** BEGIN Records for this exercise **
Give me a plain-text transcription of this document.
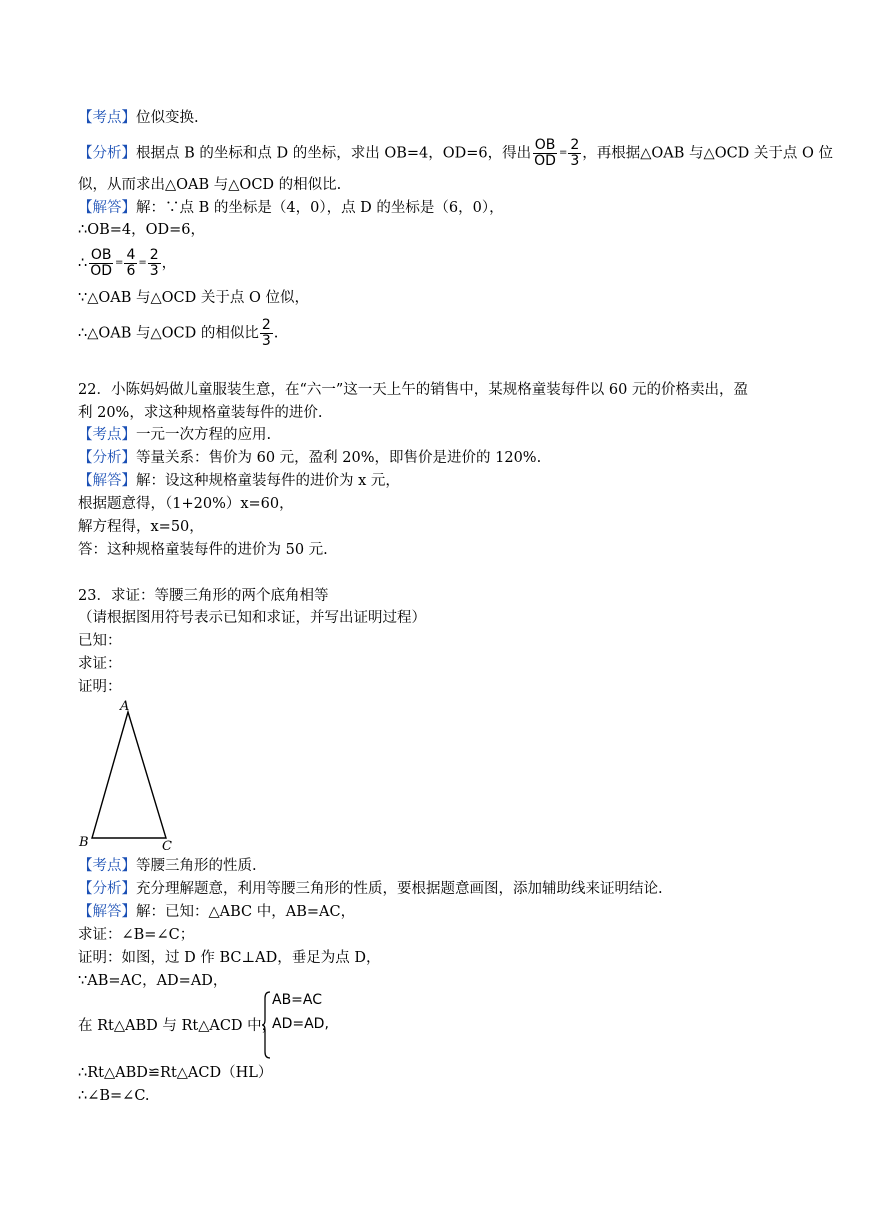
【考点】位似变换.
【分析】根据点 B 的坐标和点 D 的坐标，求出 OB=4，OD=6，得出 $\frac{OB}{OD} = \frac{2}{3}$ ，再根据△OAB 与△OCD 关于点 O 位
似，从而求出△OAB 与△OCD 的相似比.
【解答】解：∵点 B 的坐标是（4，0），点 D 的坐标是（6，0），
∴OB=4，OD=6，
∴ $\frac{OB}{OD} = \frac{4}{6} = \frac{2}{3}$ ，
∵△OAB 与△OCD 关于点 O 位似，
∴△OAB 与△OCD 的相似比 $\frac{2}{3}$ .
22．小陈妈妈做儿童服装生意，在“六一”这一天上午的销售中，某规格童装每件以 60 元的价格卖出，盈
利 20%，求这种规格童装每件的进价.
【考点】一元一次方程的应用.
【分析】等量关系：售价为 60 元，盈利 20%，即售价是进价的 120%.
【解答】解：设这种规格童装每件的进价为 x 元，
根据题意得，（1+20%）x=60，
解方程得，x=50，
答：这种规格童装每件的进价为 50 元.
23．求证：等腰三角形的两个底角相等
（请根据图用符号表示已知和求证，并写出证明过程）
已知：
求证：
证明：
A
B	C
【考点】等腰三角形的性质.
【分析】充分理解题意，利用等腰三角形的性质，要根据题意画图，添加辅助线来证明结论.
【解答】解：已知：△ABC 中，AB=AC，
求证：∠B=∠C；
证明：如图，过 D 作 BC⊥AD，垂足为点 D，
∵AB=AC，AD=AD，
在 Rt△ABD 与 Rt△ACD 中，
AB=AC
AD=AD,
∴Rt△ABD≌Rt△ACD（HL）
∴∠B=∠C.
** END Records for this exercise **
§ Work to do
Copy out every line in the listing where the word "frac" appears.

§ Complete output
【分析】根据点 B 的坐标和点 D 的坐标，求出 OB=4，OD=6，得出 $\frac{OB}{OD} = \frac{2}{3}$ ，再根据△OAB 与△OCD 关于点 O 位
∴ $\frac{OB}{OD} = \frac{4}{6} = \frac{2}{3}$ ，
∴△OAB 与△OCD 的相似比 $\frac{2}{3}$ .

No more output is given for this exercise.